Aufgabenbeschreibung: Schreib aus den Einträgen unten die Zeilen von der Zeile mit „browser-forward-btn[interactable]: →: [36, 10, 60, 36]“ bis zur Zeile mit „hero-text-block: YOU'VE GOT“ unverändert ab, beide Grenzzeilen eingeschlossen.
====
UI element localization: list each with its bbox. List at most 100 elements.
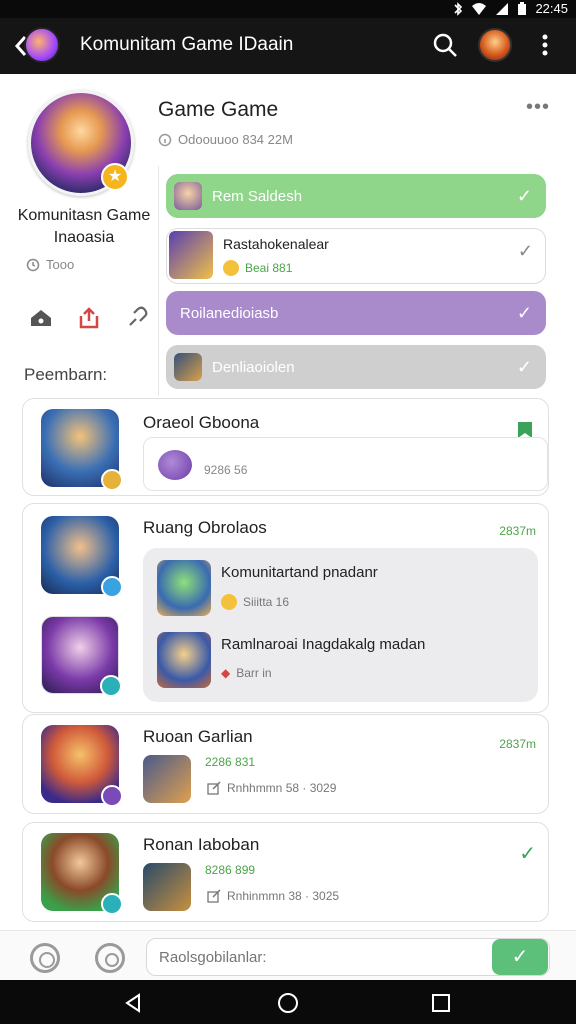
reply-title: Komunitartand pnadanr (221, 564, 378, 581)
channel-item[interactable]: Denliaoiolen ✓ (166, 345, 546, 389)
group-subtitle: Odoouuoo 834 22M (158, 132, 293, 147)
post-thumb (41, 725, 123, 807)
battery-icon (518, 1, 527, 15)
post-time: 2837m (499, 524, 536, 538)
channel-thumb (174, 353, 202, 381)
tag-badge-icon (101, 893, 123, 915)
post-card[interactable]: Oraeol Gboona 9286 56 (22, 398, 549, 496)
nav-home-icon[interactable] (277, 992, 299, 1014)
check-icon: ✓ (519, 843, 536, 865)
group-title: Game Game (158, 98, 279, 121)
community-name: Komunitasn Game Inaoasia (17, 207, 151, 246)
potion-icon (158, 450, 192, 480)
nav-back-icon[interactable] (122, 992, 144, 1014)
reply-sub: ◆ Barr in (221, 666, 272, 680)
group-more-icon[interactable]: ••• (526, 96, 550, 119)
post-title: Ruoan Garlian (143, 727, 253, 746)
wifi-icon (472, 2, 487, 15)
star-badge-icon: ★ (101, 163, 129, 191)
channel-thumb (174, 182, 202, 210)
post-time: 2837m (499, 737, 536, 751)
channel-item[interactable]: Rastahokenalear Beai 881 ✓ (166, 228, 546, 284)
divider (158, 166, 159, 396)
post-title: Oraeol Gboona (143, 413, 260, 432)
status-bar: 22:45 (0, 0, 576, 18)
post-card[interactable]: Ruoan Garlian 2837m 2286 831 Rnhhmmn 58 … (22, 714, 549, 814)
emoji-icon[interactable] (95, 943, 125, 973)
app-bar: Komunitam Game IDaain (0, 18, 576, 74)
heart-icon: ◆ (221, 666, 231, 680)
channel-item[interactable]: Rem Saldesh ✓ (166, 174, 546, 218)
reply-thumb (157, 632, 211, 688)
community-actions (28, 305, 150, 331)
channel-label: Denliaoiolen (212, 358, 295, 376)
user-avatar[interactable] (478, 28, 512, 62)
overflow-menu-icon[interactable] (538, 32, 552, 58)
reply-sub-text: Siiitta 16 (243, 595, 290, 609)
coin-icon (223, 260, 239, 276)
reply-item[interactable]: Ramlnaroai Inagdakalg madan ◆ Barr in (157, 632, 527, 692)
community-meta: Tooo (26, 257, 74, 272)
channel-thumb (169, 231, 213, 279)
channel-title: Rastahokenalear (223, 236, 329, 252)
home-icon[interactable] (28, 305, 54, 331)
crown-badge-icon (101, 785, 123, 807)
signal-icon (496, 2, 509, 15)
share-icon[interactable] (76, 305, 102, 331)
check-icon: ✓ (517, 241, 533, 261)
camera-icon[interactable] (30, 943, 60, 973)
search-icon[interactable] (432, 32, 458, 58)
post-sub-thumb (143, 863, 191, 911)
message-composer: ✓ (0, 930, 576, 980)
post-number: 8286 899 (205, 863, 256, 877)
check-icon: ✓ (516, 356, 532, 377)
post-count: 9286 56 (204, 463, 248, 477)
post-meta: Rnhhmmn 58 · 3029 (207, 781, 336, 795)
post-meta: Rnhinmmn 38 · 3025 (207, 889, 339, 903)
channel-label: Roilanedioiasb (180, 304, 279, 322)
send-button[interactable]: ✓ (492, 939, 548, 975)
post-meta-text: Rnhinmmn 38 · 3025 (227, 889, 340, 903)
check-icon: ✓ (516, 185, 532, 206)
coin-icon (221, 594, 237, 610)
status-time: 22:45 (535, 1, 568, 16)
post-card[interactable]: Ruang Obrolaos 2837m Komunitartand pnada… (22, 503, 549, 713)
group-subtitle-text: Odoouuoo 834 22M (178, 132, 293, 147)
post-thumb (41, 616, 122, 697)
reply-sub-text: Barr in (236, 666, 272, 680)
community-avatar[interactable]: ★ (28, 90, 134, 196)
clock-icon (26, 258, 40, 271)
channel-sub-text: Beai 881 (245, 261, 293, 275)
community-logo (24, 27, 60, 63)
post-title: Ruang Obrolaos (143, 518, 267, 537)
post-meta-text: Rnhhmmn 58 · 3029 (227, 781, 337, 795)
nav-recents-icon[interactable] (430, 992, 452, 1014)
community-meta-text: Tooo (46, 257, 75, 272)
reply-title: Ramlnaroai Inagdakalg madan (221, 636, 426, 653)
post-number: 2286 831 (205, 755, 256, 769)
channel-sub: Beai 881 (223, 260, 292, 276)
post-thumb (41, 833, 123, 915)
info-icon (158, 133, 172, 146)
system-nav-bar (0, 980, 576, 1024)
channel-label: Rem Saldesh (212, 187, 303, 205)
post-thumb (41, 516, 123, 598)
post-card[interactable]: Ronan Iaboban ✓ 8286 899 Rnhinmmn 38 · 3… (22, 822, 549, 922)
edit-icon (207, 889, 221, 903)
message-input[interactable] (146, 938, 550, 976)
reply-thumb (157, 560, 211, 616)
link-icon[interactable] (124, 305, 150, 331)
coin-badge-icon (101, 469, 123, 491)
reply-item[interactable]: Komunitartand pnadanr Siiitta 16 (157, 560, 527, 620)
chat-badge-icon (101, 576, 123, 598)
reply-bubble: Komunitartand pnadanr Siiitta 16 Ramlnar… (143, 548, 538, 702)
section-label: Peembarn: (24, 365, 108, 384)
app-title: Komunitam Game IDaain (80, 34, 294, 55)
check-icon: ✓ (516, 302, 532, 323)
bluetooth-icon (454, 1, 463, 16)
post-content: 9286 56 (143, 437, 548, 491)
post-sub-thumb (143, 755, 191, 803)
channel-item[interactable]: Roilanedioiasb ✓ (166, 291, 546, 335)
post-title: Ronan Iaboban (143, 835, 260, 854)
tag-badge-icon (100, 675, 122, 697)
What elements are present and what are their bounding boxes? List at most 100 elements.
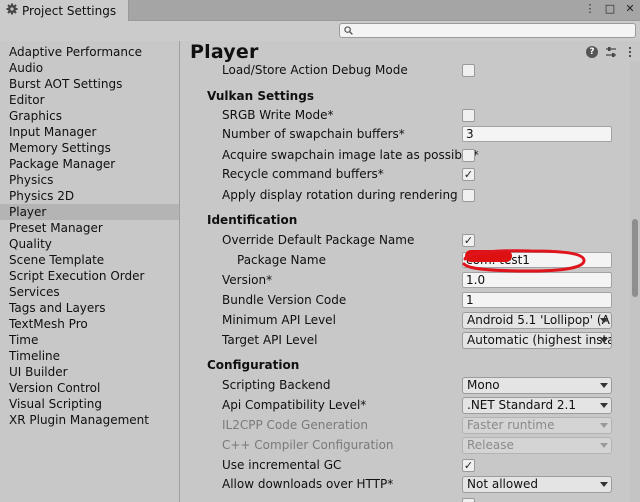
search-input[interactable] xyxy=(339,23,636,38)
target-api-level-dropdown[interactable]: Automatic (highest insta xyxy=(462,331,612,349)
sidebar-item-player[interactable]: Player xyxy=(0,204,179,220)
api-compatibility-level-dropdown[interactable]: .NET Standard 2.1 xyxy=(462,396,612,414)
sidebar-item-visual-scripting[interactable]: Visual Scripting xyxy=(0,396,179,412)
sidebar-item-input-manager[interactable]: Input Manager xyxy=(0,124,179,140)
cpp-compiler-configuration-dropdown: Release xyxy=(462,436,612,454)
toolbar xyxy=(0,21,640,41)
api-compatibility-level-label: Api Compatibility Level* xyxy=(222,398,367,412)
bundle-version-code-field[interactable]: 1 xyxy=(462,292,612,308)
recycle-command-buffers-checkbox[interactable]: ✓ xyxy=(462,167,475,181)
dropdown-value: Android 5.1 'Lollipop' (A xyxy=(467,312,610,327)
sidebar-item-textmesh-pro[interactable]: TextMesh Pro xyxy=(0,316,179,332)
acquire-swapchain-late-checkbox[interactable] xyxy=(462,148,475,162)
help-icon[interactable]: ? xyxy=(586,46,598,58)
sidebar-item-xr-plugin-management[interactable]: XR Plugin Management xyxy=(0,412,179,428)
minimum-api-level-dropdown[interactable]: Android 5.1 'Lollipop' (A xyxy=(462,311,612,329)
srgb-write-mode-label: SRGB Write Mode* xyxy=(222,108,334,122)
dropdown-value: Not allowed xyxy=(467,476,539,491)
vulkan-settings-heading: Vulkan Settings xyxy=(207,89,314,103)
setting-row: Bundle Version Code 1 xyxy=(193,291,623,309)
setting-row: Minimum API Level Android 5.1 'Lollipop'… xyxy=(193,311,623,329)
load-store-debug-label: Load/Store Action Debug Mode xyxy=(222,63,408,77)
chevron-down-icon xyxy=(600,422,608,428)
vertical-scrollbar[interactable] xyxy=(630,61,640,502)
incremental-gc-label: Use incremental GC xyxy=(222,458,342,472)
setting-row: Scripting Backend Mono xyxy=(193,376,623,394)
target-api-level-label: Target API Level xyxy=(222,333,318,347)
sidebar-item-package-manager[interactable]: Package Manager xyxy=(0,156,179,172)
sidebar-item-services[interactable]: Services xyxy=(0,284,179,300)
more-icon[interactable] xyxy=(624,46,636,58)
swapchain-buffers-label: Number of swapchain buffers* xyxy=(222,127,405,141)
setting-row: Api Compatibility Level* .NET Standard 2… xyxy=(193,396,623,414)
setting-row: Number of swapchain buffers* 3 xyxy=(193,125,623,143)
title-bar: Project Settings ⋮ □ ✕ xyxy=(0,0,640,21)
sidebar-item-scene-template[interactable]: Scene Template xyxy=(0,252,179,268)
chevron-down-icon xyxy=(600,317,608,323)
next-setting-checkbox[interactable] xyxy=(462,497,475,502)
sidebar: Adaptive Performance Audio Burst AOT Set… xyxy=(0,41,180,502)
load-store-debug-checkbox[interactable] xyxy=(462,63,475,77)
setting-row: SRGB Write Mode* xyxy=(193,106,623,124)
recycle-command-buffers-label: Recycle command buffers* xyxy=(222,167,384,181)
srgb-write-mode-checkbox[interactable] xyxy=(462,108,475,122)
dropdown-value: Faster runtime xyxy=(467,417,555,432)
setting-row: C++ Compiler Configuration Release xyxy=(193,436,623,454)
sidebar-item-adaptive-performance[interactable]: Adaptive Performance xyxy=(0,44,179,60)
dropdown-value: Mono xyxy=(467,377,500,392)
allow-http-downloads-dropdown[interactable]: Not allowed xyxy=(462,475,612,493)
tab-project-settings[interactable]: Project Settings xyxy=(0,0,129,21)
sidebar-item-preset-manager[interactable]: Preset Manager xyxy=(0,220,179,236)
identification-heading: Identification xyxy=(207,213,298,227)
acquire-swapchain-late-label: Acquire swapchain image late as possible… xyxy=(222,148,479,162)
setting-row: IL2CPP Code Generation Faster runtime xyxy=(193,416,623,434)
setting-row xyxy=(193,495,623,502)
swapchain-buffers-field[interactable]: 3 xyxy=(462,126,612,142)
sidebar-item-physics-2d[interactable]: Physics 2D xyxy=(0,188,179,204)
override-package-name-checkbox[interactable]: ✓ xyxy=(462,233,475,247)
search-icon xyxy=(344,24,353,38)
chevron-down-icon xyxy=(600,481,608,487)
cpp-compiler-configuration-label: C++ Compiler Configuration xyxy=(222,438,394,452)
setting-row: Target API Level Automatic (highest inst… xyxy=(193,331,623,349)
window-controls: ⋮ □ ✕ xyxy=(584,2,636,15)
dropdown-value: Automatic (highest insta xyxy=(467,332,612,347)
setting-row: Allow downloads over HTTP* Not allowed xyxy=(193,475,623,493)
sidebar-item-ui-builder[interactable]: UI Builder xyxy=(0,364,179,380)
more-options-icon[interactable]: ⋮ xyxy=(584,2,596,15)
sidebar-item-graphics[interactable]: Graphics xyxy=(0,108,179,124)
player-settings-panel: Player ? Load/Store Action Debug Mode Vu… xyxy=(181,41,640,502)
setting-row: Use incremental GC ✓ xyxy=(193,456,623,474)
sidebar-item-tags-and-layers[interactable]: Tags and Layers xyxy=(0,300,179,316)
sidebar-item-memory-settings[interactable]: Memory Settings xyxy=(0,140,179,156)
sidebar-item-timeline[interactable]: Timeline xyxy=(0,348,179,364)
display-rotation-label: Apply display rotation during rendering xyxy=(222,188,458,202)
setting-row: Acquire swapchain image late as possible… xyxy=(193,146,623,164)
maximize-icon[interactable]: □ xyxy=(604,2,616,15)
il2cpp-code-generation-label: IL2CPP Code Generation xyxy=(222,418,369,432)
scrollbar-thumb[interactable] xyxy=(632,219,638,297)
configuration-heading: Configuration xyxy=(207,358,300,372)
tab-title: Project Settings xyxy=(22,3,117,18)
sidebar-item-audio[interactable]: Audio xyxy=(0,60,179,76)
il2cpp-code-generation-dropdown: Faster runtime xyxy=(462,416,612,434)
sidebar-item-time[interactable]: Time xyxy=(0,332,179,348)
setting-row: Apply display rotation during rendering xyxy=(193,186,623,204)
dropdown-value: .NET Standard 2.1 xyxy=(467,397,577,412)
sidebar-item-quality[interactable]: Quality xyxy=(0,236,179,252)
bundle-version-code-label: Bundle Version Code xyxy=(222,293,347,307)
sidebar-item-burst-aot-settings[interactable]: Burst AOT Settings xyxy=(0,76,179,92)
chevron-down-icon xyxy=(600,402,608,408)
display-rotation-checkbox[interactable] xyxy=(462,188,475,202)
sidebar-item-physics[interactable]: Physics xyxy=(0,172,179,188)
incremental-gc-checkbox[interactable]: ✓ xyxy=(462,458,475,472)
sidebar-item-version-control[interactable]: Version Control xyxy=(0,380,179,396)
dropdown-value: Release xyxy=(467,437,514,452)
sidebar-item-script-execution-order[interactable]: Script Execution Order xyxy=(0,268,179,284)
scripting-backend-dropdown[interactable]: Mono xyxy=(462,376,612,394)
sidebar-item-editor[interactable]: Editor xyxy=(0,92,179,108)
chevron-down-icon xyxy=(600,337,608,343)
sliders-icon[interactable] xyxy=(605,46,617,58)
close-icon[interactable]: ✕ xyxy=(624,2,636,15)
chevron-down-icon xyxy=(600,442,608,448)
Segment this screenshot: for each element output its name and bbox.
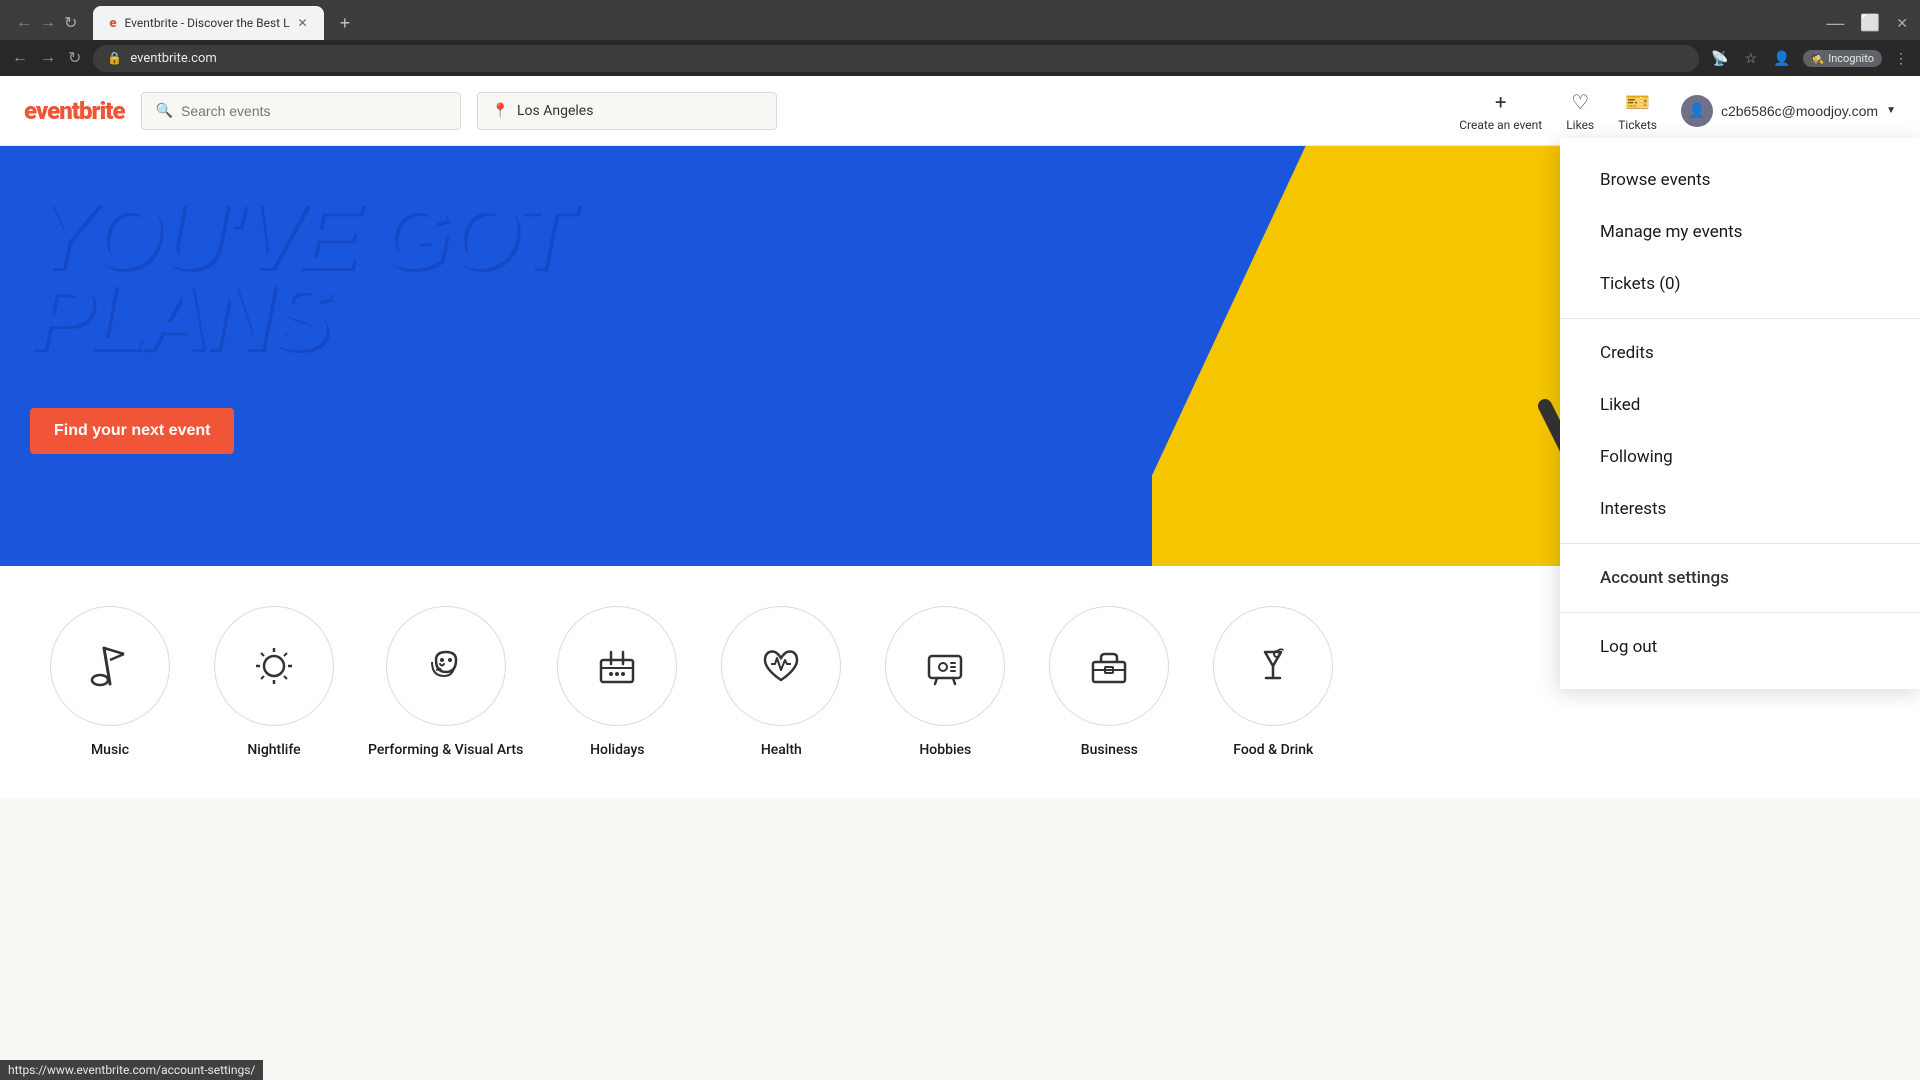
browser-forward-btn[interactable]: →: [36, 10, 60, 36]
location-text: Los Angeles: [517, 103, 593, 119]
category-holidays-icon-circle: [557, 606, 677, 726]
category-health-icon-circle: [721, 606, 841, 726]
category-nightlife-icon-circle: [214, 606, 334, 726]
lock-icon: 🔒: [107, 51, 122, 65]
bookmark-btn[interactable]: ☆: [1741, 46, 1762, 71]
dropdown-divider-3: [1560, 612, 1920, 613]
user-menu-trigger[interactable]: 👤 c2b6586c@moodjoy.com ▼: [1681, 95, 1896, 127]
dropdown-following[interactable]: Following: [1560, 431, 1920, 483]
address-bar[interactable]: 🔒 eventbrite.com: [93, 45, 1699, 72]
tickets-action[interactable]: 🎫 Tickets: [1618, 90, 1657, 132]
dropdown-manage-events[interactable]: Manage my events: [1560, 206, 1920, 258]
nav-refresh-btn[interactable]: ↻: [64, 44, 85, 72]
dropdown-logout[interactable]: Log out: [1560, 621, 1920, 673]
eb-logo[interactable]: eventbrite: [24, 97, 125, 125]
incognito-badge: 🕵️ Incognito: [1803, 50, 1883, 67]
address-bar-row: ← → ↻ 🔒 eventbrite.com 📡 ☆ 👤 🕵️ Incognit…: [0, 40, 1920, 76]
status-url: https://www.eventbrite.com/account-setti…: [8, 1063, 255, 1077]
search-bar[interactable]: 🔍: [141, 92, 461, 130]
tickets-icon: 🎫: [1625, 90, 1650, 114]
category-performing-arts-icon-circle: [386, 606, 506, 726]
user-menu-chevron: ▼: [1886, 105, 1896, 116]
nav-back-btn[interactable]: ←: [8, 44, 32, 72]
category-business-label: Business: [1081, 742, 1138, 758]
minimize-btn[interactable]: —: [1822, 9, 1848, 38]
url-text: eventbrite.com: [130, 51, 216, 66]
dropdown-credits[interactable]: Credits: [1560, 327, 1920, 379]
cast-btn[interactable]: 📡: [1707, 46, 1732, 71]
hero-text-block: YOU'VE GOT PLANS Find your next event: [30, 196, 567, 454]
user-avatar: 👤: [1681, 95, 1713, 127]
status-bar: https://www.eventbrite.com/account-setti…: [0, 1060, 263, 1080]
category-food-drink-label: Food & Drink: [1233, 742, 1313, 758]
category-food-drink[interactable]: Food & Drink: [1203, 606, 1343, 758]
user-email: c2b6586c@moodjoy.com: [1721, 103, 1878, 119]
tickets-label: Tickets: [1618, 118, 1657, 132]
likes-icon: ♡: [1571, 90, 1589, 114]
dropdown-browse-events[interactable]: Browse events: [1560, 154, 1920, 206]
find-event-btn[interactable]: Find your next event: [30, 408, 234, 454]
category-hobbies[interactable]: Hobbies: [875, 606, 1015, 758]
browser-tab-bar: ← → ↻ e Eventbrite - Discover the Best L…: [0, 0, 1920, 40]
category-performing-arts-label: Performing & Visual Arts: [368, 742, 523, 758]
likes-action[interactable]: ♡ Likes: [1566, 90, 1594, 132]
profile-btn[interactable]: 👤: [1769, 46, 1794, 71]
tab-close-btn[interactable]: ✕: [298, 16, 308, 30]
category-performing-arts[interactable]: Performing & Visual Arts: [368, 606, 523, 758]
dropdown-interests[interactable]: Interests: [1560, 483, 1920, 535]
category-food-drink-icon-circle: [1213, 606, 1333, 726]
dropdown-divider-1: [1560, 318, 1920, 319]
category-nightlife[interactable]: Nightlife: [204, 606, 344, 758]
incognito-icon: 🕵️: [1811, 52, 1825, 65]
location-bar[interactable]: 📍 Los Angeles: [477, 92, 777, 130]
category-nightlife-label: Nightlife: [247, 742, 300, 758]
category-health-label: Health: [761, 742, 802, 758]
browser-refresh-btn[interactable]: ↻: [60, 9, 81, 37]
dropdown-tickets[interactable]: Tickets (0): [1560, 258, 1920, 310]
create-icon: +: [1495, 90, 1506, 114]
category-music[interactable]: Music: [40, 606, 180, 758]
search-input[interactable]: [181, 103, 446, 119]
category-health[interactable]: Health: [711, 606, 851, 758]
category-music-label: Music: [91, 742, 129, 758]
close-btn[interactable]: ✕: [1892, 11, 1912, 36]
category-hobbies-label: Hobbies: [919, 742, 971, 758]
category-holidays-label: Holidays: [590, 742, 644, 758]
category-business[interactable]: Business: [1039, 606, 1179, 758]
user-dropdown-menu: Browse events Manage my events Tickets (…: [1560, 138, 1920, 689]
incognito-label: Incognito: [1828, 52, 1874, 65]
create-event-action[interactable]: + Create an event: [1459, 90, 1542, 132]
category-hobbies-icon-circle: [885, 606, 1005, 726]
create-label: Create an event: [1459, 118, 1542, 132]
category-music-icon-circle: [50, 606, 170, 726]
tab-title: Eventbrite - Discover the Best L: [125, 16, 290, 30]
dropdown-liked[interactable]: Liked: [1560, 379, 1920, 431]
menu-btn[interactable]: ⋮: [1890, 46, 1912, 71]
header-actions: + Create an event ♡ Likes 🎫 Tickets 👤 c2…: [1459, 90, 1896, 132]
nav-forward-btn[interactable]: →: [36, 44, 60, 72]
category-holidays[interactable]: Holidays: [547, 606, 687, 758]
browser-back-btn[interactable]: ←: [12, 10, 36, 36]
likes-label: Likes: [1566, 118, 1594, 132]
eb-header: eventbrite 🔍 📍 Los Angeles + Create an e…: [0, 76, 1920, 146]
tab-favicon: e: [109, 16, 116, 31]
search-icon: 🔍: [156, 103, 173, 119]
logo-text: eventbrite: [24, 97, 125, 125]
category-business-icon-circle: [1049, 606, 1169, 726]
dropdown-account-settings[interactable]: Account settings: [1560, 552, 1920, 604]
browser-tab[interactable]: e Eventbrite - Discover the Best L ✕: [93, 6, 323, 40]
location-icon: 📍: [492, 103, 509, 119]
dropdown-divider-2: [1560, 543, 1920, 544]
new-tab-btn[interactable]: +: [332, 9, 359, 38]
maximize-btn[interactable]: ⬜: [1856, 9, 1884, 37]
====
Antwort zur Aufgabe:
browser-forward-btn[interactable]: →: [36, 10, 60, 36]
location-text: Los Angeles: [517, 103, 593, 119]
category-holidays-icon-circle: [557, 606, 677, 726]
category-health-icon-circle: [721, 606, 841, 726]
category-nightlife-icon-circle: [214, 606, 334, 726]
lock-icon: 🔒: [107, 51, 122, 65]
bookmark-btn[interactable]: ☆: [1741, 46, 1762, 71]
dropdown-divider-3: [1560, 612, 1920, 613]
user-menu-trigger[interactable]: 👤 c2b6586c@moodjoy.com ▼: [1681, 95, 1896, 127]
dropdown-following[interactable]: Following: [1560, 431, 1920, 483]
address-bar[interactable]: 🔒 eventbrite.com: [93, 45, 1699, 72]
tickets-action[interactable]: 🎫 Tickets: [1618, 90, 1657, 132]
dropdown-manage-events[interactable]: Manage my events: [1560, 206, 1920, 258]
nav-refresh-btn[interactable]: ↻: [64, 44, 85, 72]
dropdown-logout[interactable]: Log out: [1560, 621, 1920, 673]
eb-logo[interactable]: eventbrite: [24, 97, 125, 125]
incognito-badge: 🕵️ Incognito: [1803, 50, 1883, 67]
address-bar-row: ← → ↻ 🔒 eventbrite.com 📡 ☆ 👤 🕵️ Incognit…: [0, 40, 1920, 76]
status-url: https://www.eventbrite.com/account-setti…: [8, 1063, 255, 1077]
search-bar[interactable]: 🔍: [141, 92, 461, 130]
tickets-icon: 🎫: [1625, 90, 1650, 114]
category-performing-arts-icon-circle: [386, 606, 506, 726]
user-menu-chevron: ▼: [1886, 105, 1896, 116]
nav-back-btn[interactable]: ←: [8, 44, 32, 72]
category-business-label: Business: [1081, 742, 1138, 758]
minimize-btn[interactable]: —: [1822, 9, 1848, 38]
url-text: eventbrite.com: [130, 51, 216, 66]
dropdown-credits[interactable]: Credits: [1560, 327, 1920, 379]
cast-btn[interactable]: 📡: [1707, 46, 1732, 71]
hero-text-block: YOU'VE GOT PLANS Find your next event: [30, 196, 567, 454]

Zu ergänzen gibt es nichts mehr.